State how many lines of the entries include the string "ylabel", please, leaving out everything but the number.
— BEGIN Records for the exercise —
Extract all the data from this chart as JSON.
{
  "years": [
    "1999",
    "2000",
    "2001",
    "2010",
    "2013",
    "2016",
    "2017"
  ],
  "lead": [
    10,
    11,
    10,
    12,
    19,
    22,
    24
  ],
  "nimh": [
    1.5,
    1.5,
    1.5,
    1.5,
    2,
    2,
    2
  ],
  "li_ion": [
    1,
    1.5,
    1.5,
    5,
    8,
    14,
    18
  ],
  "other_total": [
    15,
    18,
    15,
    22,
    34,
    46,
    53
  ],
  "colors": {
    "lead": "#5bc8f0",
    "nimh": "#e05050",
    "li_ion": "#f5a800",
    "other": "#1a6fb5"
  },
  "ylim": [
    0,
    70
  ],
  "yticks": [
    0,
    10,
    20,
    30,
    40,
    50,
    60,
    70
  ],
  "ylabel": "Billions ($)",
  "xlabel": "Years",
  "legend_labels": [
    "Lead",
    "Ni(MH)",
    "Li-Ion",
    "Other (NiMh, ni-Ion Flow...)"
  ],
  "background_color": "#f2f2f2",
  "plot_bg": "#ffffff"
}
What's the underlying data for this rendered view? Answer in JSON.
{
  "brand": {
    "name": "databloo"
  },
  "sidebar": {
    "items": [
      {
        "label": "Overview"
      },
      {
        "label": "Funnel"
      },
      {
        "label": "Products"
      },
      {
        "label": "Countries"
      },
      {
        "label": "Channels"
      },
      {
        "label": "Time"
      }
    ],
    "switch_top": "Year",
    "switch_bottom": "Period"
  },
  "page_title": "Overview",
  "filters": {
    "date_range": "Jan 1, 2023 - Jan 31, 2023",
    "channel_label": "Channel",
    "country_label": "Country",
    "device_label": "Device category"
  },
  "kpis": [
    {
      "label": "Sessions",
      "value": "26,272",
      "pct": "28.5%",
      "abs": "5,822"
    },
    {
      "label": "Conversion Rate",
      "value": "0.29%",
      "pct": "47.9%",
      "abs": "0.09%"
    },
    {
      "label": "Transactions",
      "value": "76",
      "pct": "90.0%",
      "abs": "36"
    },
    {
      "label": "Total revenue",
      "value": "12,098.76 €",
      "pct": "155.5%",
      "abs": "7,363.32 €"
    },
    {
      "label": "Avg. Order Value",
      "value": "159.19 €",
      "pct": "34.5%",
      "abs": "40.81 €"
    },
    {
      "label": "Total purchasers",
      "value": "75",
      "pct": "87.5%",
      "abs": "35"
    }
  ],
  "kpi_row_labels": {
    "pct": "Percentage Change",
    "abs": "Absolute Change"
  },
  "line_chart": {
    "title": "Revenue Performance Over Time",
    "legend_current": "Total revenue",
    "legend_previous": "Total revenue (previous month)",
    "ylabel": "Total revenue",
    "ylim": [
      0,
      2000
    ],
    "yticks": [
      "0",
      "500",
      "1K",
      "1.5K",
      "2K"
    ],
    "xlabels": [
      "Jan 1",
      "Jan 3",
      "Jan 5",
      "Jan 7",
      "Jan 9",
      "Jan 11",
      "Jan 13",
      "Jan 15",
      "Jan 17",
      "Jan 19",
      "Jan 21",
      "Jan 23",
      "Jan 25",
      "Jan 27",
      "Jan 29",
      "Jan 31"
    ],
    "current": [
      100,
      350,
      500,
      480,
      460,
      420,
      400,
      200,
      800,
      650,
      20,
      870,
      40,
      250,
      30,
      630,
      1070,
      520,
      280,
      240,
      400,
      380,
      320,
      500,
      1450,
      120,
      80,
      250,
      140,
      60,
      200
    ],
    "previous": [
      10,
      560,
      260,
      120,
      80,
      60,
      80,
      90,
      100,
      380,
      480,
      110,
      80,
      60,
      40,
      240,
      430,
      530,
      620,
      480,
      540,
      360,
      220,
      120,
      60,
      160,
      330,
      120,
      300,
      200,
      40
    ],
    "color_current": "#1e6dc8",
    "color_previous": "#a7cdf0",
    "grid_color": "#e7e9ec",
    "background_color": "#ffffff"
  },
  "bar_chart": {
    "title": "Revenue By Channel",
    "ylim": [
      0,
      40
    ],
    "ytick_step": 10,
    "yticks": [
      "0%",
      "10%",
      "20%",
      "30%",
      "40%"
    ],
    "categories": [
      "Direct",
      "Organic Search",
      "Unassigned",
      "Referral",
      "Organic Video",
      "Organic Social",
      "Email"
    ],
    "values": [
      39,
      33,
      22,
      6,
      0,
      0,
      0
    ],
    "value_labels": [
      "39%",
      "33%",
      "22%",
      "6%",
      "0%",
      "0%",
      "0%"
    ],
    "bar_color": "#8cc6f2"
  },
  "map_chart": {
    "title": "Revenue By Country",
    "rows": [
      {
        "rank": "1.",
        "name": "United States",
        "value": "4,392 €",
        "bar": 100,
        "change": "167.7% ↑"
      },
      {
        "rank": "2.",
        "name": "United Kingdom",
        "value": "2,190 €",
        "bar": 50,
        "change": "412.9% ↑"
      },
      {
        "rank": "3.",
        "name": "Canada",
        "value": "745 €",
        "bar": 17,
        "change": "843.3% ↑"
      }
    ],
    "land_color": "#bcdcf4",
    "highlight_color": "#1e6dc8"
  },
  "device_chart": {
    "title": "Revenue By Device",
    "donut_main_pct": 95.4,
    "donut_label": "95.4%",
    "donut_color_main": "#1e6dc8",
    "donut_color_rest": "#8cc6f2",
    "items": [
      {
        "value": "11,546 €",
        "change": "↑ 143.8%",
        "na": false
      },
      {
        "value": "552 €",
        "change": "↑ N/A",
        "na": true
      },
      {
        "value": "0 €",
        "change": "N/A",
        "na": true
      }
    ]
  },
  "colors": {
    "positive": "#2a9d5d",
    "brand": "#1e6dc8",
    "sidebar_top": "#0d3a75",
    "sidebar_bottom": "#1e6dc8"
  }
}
— END Records for the exercise —
> Full solution: 2